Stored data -
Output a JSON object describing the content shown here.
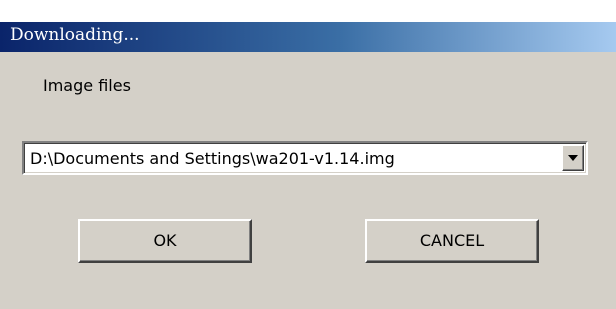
{
  "window": {
    "title": "Downloading..."
  },
  "content": {
    "label": "Image files",
    "combo": {
      "value": "D:\\Documents and Settings\\wa201-v1.14.img",
      "arrow_icon": "chevron-down-icon"
    }
  },
  "buttons": {
    "ok_label": "OK",
    "cancel_label": "CANCEL"
  },
  "colors": {
    "titlebar_start": "#0a246a",
    "titlebar_end": "#a6caf0",
    "face": "#d4d0c8"
  }
}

PROBLEM REQUIREMENTS - Identify and copy all lines with the word "content".

RESULT FOR THIS EXERCISE -
Output a JSON object describing the content shown here.
  "content": {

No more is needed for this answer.